======== EXTRACTED ENTRIES

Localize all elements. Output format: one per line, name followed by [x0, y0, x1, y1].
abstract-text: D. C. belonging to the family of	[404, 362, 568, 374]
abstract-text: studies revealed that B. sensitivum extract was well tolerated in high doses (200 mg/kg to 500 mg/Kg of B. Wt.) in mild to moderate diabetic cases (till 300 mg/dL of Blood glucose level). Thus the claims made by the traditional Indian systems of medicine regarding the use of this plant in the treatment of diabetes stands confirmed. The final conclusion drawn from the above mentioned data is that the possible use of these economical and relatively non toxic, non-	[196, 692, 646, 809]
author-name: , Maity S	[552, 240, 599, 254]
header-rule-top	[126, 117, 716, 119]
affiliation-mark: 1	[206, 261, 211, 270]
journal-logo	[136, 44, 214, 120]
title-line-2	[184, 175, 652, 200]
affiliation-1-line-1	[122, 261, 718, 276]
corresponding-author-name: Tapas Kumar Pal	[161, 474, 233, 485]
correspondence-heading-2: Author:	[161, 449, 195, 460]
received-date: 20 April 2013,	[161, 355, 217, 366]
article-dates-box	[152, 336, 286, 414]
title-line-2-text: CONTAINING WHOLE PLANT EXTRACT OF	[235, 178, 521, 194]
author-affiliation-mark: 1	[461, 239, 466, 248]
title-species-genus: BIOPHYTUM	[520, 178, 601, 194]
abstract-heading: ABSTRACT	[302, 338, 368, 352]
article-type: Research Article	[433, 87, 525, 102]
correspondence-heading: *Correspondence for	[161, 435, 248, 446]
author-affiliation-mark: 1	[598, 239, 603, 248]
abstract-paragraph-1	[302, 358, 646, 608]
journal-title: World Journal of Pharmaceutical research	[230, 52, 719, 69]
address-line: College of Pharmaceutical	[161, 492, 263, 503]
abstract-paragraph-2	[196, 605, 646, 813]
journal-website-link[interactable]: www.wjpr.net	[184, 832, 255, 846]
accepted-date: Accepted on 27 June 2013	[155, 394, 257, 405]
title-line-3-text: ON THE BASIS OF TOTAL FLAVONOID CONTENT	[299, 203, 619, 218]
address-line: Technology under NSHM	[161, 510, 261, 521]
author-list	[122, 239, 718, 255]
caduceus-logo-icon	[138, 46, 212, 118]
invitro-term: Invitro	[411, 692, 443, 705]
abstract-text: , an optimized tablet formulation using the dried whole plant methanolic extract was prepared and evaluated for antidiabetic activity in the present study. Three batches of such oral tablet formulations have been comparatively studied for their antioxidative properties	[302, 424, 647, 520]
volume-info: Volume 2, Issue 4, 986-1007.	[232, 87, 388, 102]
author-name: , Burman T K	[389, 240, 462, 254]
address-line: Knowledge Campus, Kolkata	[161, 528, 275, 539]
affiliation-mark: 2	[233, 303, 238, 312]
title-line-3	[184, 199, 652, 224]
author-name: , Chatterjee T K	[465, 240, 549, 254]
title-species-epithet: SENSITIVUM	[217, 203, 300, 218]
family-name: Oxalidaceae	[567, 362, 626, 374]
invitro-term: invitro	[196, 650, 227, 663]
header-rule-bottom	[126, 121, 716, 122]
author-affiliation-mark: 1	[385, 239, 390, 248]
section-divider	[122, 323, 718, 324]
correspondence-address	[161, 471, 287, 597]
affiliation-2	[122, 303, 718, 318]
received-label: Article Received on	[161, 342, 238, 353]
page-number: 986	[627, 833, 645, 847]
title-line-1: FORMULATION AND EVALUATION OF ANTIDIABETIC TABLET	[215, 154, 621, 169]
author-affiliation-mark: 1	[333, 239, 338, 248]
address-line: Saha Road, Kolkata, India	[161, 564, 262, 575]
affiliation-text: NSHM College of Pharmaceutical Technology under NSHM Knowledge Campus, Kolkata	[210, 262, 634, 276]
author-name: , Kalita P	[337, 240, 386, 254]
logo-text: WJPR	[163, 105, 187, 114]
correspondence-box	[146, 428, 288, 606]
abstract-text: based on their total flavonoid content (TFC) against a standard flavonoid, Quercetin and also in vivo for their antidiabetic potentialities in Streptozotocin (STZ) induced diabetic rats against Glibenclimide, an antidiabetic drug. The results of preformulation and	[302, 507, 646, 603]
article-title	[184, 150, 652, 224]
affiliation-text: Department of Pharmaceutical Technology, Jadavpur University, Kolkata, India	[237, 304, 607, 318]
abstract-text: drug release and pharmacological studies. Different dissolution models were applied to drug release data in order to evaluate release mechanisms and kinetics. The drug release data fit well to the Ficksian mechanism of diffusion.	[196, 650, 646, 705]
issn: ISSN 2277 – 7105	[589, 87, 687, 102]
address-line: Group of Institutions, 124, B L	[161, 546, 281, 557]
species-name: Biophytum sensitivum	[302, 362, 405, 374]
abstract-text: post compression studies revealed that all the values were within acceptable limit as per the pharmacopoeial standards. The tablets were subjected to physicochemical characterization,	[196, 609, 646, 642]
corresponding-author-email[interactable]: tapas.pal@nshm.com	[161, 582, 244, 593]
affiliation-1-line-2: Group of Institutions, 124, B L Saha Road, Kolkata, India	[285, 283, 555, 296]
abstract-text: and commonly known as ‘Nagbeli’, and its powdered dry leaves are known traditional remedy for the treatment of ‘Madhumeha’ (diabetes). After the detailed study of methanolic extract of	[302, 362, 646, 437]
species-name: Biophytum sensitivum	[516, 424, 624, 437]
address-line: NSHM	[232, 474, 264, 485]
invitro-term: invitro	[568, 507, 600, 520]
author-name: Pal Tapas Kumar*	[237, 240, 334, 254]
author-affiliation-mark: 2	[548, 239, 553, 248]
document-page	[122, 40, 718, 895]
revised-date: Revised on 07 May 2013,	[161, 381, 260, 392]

================

Reproduce all of the material above word for word, keeping every line unchanged.

Localize all elements. Output format: one per line, name followed by [x0, y0, x1, y1].
abstract-text: D. C. belonging to the family of	[404, 362, 568, 374]
abstract-text: studies revealed that B. sensitivum extract was well tolerated in high doses (200 mg/kg to 500 mg/Kg of B. Wt.) in mild to moderate diabetic cases (till 300 mg/dL of Blood glucose level). Thus the claims made by the traditional Indian systems of medicine regarding the use of this plant in the treatment of diabetes stands confirmed. The final conclusion drawn from the above mentioned data is that the possible use of these economical and relatively non toxic, non-	[196, 692, 646, 809]
author-name: , Maity S	[552, 240, 599, 254]
header-rule-top	[126, 117, 716, 119]
affiliation-mark: 1	[206, 261, 211, 270]
journal-logo	[136, 44, 214, 120]
title-line-2	[184, 175, 652, 200]
affiliation-1-line-1	[122, 261, 718, 276]
corresponding-author-name: Tapas Kumar Pal	[161, 474, 233, 485]
correspondence-heading-2: Author:	[161, 449, 195, 460]
received-date: 20 April 2013,	[161, 355, 217, 366]
article-dates-box	[152, 336, 286, 414]
title-line-2-text: CONTAINING WHOLE PLANT EXTRACT OF	[235, 178, 521, 194]
author-affiliation-mark: 1	[461, 239, 466, 248]
title-species-genus: BIOPHYTUM	[520, 178, 601, 194]
abstract-heading: ABSTRACT	[302, 338, 368, 352]
article-type: Research Article	[433, 87, 525, 102]
correspondence-heading: *Correspondence for	[161, 435, 248, 446]
author-affiliation-mark: 1	[598, 239, 603, 248]
abstract-paragraph-1	[302, 358, 646, 608]
journal-title: World Journal of Pharmaceutical research	[230, 52, 719, 69]
address-line: College of Pharmaceutical	[161, 492, 263, 503]
abstract-paragraph-2	[196, 605, 646, 813]
journal-website-link[interactable]: www.wjpr.net	[184, 832, 255, 846]
accepted-date: Accepted on 27 June 2013	[155, 394, 257, 405]
title-line-3-text: ON THE BASIS OF TOTAL FLAVONOID CONTENT	[299, 203, 619, 218]
address-line: Technology under NSHM	[161, 510, 261, 521]
author-list	[122, 239, 718, 255]
caduceus-logo-icon	[138, 46, 212, 118]
invitro-term: Invitro	[411, 692, 443, 705]
abstract-text: , an optimized tablet formulation using the dried whole plant methanolic extract was prepared and evaluated for antidiabetic activity in the present study. Three batches of such oral tablet formulations have been comparatively studied for their antioxidative properties	[302, 424, 647, 520]
volume-info: Volume 2, Issue 4, 986-1007.	[232, 87, 388, 102]
author-name: , Burman T K	[389, 240, 462, 254]
address-line: Knowledge Campus, Kolkata	[161, 528, 275, 539]
affiliation-mark: 2	[233, 303, 238, 312]
title-line-3	[184, 199, 652, 224]
author-name: , Chatterjee T K	[465, 240, 549, 254]
title-species-epithet: SENSITIVUM	[217, 203, 300, 218]
family-name: Oxalidaceae	[567, 362, 626, 374]
invitro-term: invitro	[196, 650, 227, 663]
header-rule-bottom	[126, 121, 716, 122]
author-affiliation-mark: 1	[385, 239, 390, 248]
section-divider	[122, 323, 718, 324]
correspondence-address	[161, 471, 287, 597]
affiliation-2	[122, 303, 718, 318]
received-label: Article Received on	[161, 342, 238, 353]
page-number: 986	[627, 833, 645, 847]
title-line-1: FORMULATION AND EVALUATION OF ANTIDIABETIC TABLET	[215, 154, 621, 169]
author-affiliation-mark: 1	[333, 239, 338, 248]
address-line: Saha Road, Kolkata, India	[161, 564, 262, 575]
affiliation-text: NSHM College of Pharmaceutical Technology under NSHM Knowledge Campus, Kolkata	[210, 262, 634, 276]
author-name: , Kalita P	[337, 240, 386, 254]
logo-text: WJPR	[163, 105, 187, 114]
correspondence-box	[146, 428, 288, 606]
abstract-text: based on their total flavonoid content (TFC) against a standard flavonoid, Quercetin and also in vivo for their antidiabetic potentialities in Streptozotocin (STZ) induced diabetic rats against Glibenclimide, an antidiabetic drug. The results of preformulation and	[302, 507, 646, 603]
article-title	[184, 150, 652, 224]
affiliation-text: Department of Pharmaceutical Technology, Jadavpur University, Kolkata, India	[237, 304, 607, 318]
abstract-text: drug release and pharmacological studies. Different dissolution models were applied to drug release data in order to evaluate release mechanisms and kinetics. The drug release data fit well to the Ficksian mechanism of diffusion.	[196, 650, 646, 705]
issn: ISSN 2277 – 7105	[589, 87, 687, 102]
address-line: Group of Institutions, 124, B L	[161, 546, 281, 557]
species-name: Biophytum sensitivum	[302, 362, 405, 374]
abstract-text: post compression studies revealed that all the values were within acceptable limit as per the pharmacopoeial standards. The tablets were subjected to physicochemical characterization,	[196, 609, 646, 642]
corresponding-author-email[interactable]: tapas.pal@nshm.com	[161, 582, 244, 593]
affiliation-1-line-2: Group of Institutions, 124, B L Saha Road, Kolkata, India	[285, 283, 555, 296]
abstract-text: and commonly known as ‘Nagbeli’, and its powdered dry leaves are known traditional remedy for the treatment of ‘Madhumeha’ (diabetes). After the detailed study of methanolic extract of	[302, 362, 646, 437]
species-name: Biophytum sensitivum	[516, 424, 624, 437]
address-line: NSHM	[232, 474, 264, 485]
invitro-term: invitro	[568, 507, 600, 520]
author-name: Pal Tapas Kumar*	[237, 240, 334, 254]
author-affiliation-mark: 2	[548, 239, 553, 248]
document-page	[122, 40, 718, 895]
revised-date: Revised on 07 May 2013,	[161, 381, 260, 392]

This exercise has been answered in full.